--- BEGIN EXERCISE DATA ---

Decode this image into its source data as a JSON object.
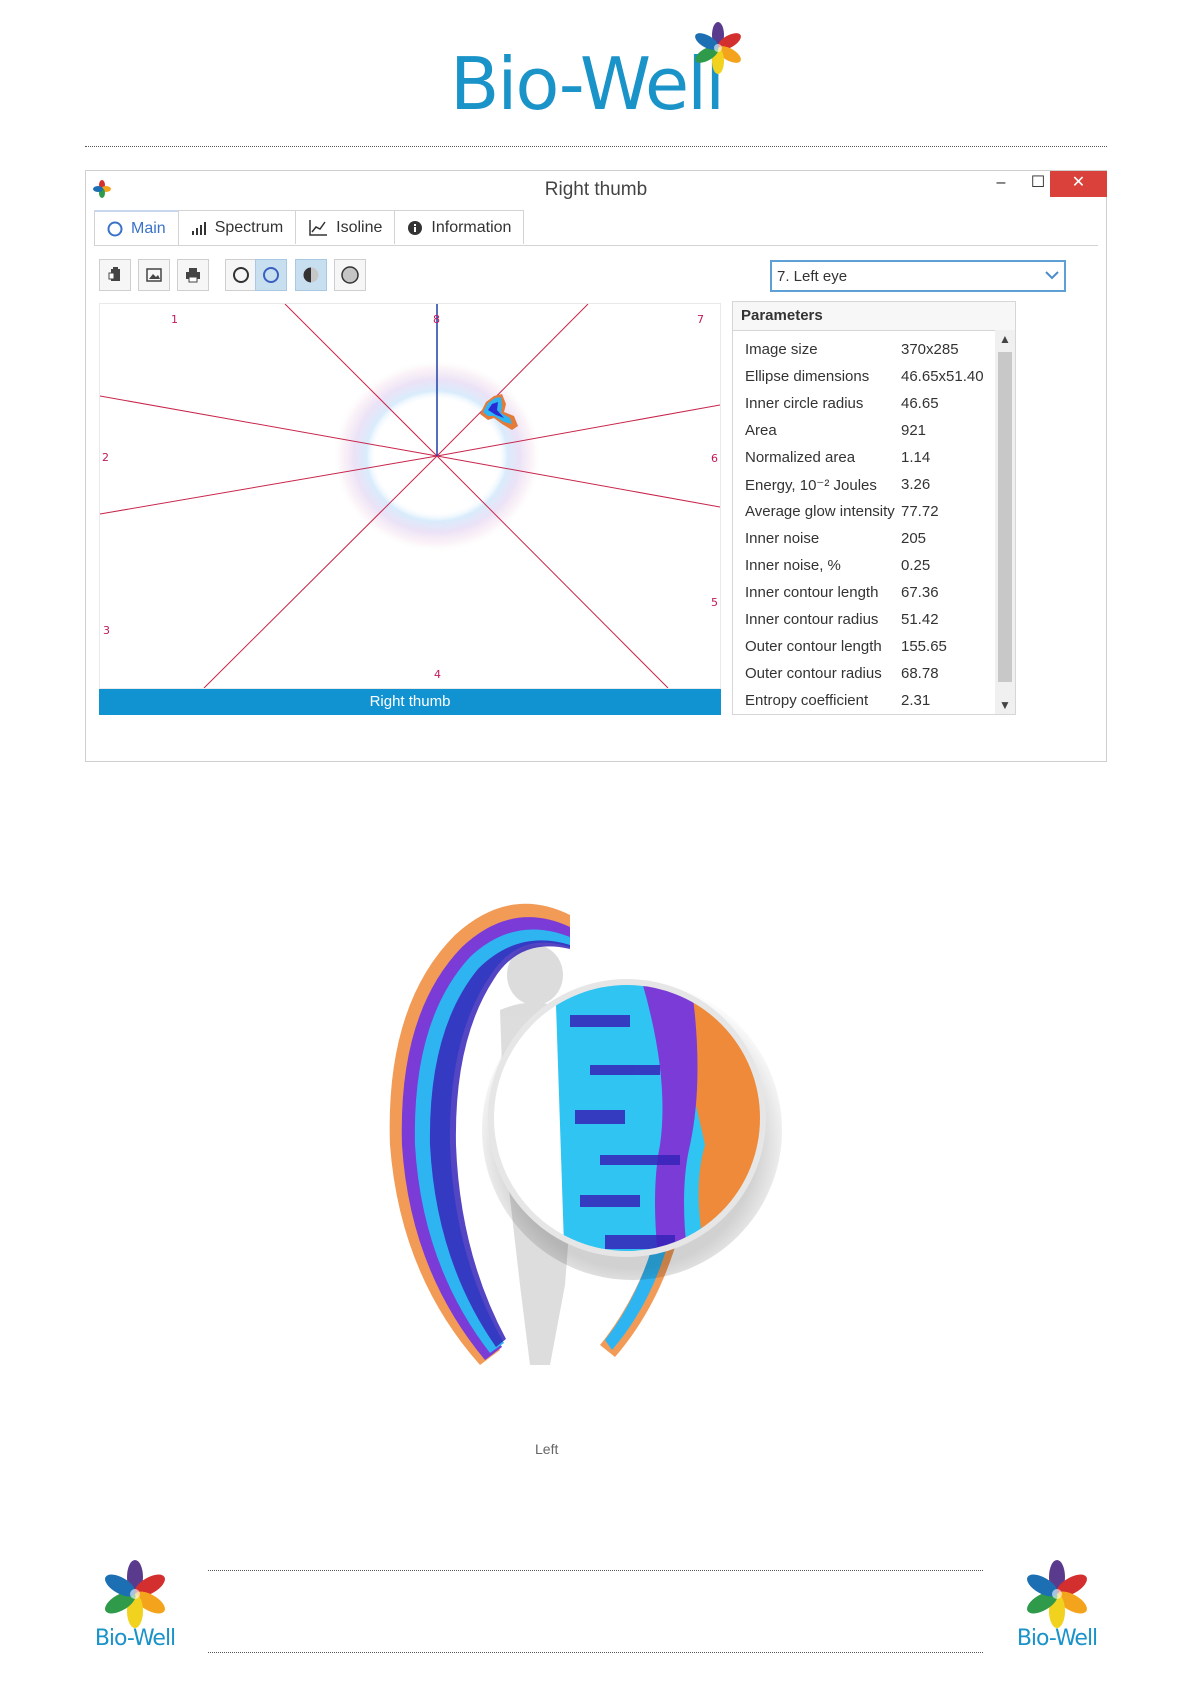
{
  "brand": {
    "name": "Bio-Well"
  },
  "window": {
    "title": "Right thumb",
    "controls": {
      "minimize": "–",
      "maximize": "☐",
      "close": "✕"
    }
  },
  "tabs": [
    {
      "label": "Main",
      "icon": "circle-icon",
      "active": true
    },
    {
      "label": "Spectrum",
      "icon": "bar-chart-icon",
      "active": false
    },
    {
      "label": "Isoline",
      "icon": "line-chart-icon",
      "active": false
    },
    {
      "label": "Information",
      "icon": "info-icon",
      "active": false
    }
  ],
  "toolbar": {
    "buttons": [
      "copy-icon",
      "image-icon",
      "print-icon",
      "circle-outline-icon",
      "circle-blue-icon",
      "half-circle-icon",
      "filled-circle-icon"
    ]
  },
  "sector_select": {
    "value": "7. Left eye"
  },
  "canvas": {
    "sector_labels": [
      "1",
      "2",
      "3",
      "4",
      "5",
      "6",
      "7",
      "8"
    ],
    "caption": "Right thumb"
  },
  "parameters": {
    "heading": "Parameters",
    "rows": [
      {
        "key": "Image size",
        "value": "370x285"
      },
      {
        "key": "Ellipse dimensions",
        "value": "46.65x51.40"
      },
      {
        "key": "Inner circle radius",
        "value": "46.65"
      },
      {
        "key": "Area",
        "value": "921"
      },
      {
        "key": "Normalized area",
        "value": "1.14"
      },
      {
        "key": "Energy, 10⁻² Joules",
        "value": "3.26"
      },
      {
        "key": "Average glow intensity",
        "value": "77.72"
      },
      {
        "key": "Inner noise",
        "value": "205"
      },
      {
        "key": "Inner noise, %",
        "value": "0.25"
      },
      {
        "key": "Inner contour length",
        "value": "67.36"
      },
      {
        "key": "Inner contour radius",
        "value": "51.42"
      },
      {
        "key": "Outer contour length",
        "value": "155.65"
      },
      {
        "key": "Outer contour radius",
        "value": "68.78"
      },
      {
        "key": "Entropy coefficient",
        "value": "2.31"
      }
    ]
  },
  "aura": {
    "caption": "Left"
  },
  "footer": {
    "left_logo": "Bio-Well",
    "right_logo": "Bio-Well"
  }
}
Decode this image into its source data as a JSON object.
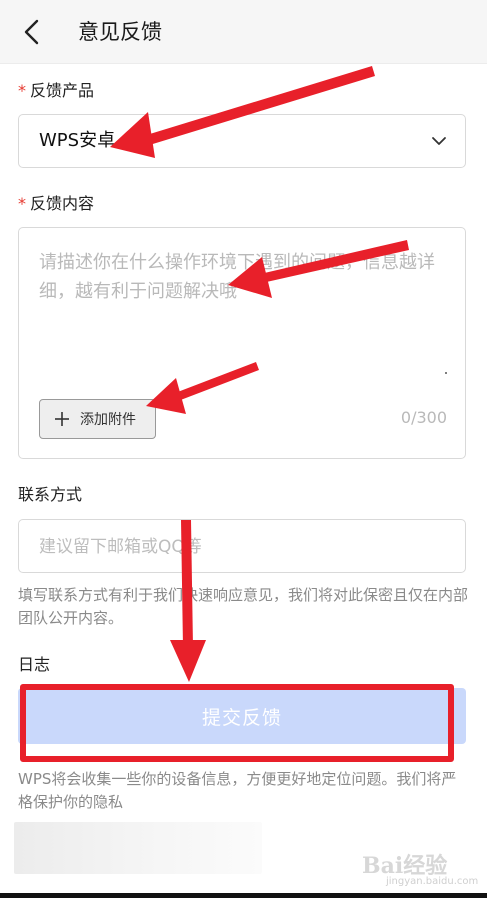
{
  "header": {
    "title": "意见反馈",
    "back_icon": "chevron-left-icon"
  },
  "product": {
    "required_mark": "*",
    "label": "反馈产品",
    "value": "WPS安卓",
    "dropdown_icon": "chevron-down-icon"
  },
  "content": {
    "required_mark": "*",
    "label": "反馈内容",
    "placeholder": "请描述你在什么操作环境下遇到的问题，信息越详细，越有利于问题解决哦",
    "attach_label": "添加附件",
    "counter": "0/300"
  },
  "contact": {
    "label": "联系方式",
    "placeholder": "建议留下邮箱或QQ等",
    "hint": "填写联系方式有利于我们快速响应意见，我们将对此保密且仅在内部团队公开内容。"
  },
  "log": {
    "label": "日志"
  },
  "submit": {
    "label": "提交反馈"
  },
  "privacy_notice": "WPS将会收集一些你的设备信息，方便更好地定位问题。我们将严格保护你的隐私",
  "watermark": {
    "text": "Bai经验",
    "sub": "jingyan.baidu.com"
  },
  "colors": {
    "required": "#e6392f",
    "submit_bg": "#c9d8fb",
    "annotation_red": "#e8202a"
  }
}
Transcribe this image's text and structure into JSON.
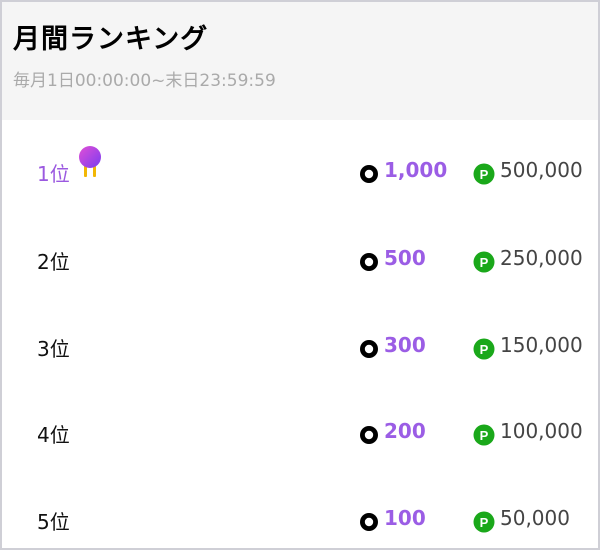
{
  "header": {
    "title": "月間ランキング",
    "period": "毎月1日00:00:00~末日23:59:59"
  },
  "colors": {
    "accent": "#9b5de5",
    "point_green": "#1aa81a",
    "header_bg": "#f5f5f5"
  },
  "rankings": [
    {
      "rank": "1位",
      "coins": "1,000",
      "points": "500,000",
      "medal_icon": "medal-icon"
    },
    {
      "rank": "2位",
      "coins": "500",
      "points": "250,000"
    },
    {
      "rank": "3位",
      "coins": "300",
      "points": "150,000"
    },
    {
      "rank": "4位",
      "coins": "200",
      "points": "100,000"
    },
    {
      "rank": "5位",
      "coins": "100",
      "points": "50,000"
    }
  ],
  "icons": {
    "coin": "coin-icon",
    "point": "point-icon",
    "point_letter": "P"
  }
}
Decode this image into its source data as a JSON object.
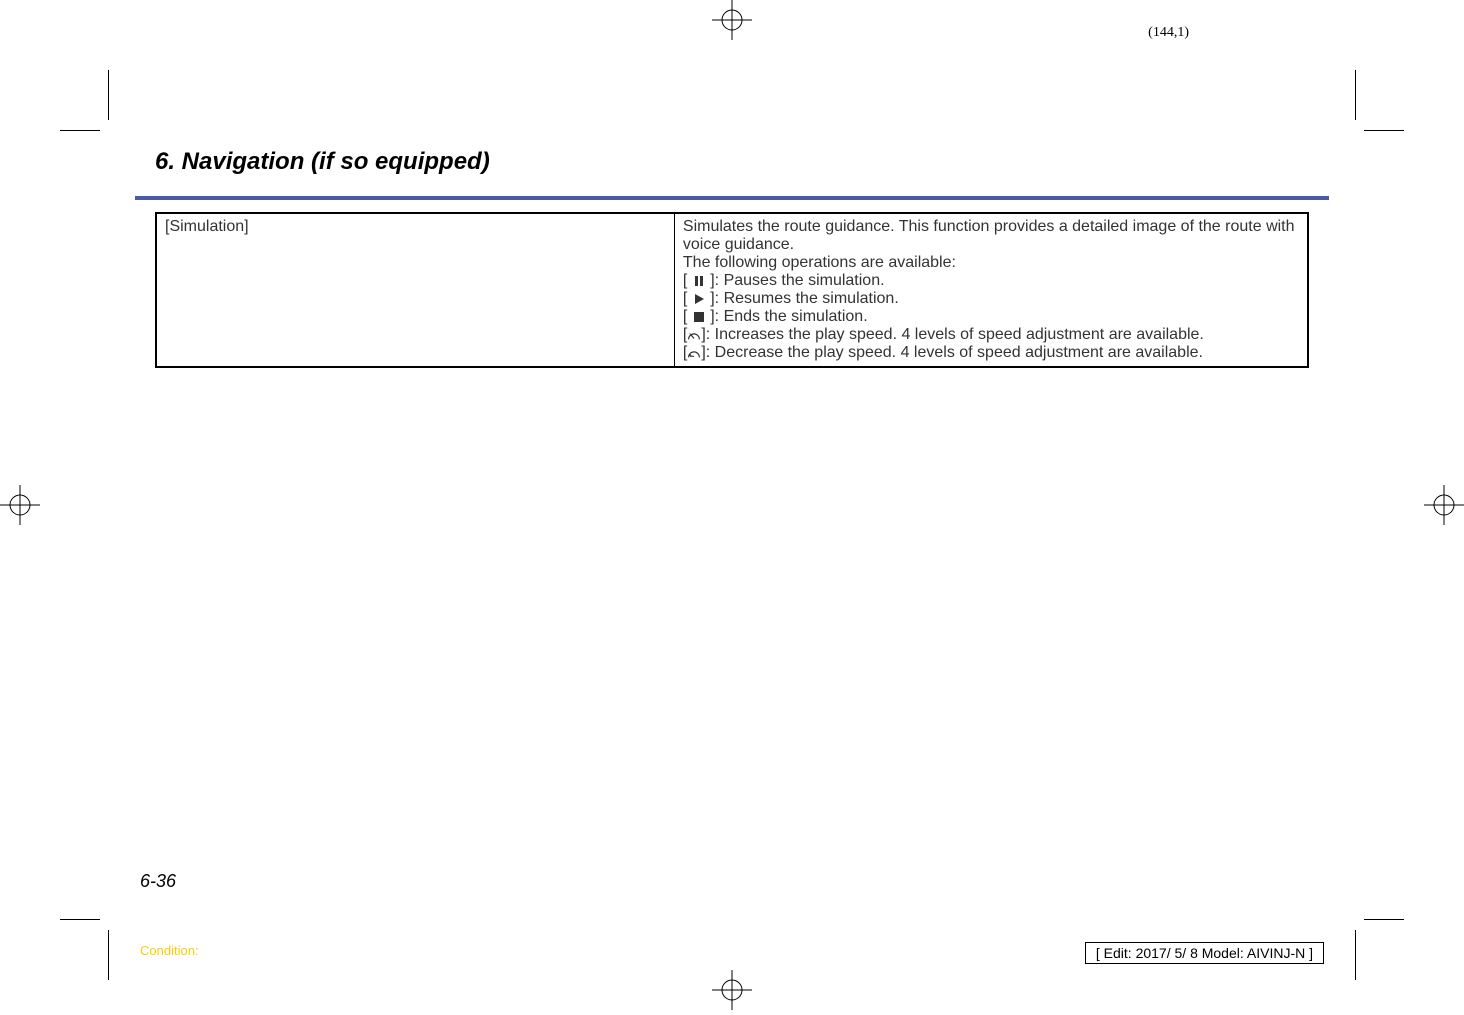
{
  "page_coords": "(144,1)",
  "section_title": "6. Navigation (if so equipped)",
  "table": {
    "row": {
      "label": "[Simulation]",
      "desc_line1": "Simulates the route guidance. This function provides a detailed image of the route with voice guidance.",
      "desc_line2": "The following operations are available:",
      "op_pause": "]: Pauses the simulation.",
      "op_resume": "]: Resumes the simulation.",
      "op_end": "]: Ends the simulation.",
      "op_increase": "]: Increases the play speed. 4 levels of speed adjustment are available.",
      "op_decrease": "]: Decrease the play speed. 4 levels of speed adjustment are available."
    }
  },
  "page_number": "6-36",
  "condition_label": "Condition:",
  "edit_info": "[ Edit: 2017/ 5/ 8    Model:  AIVINJ-N ]"
}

--- END EXERCISE DATA ---

Pull out every line containing "speed".

      "op_increase": "]: Increases the play speed. 4 levels of speed adjustment are available.",
      "op_decrease": "]: Decrease the play speed. 4 levels of speed adjustment are available."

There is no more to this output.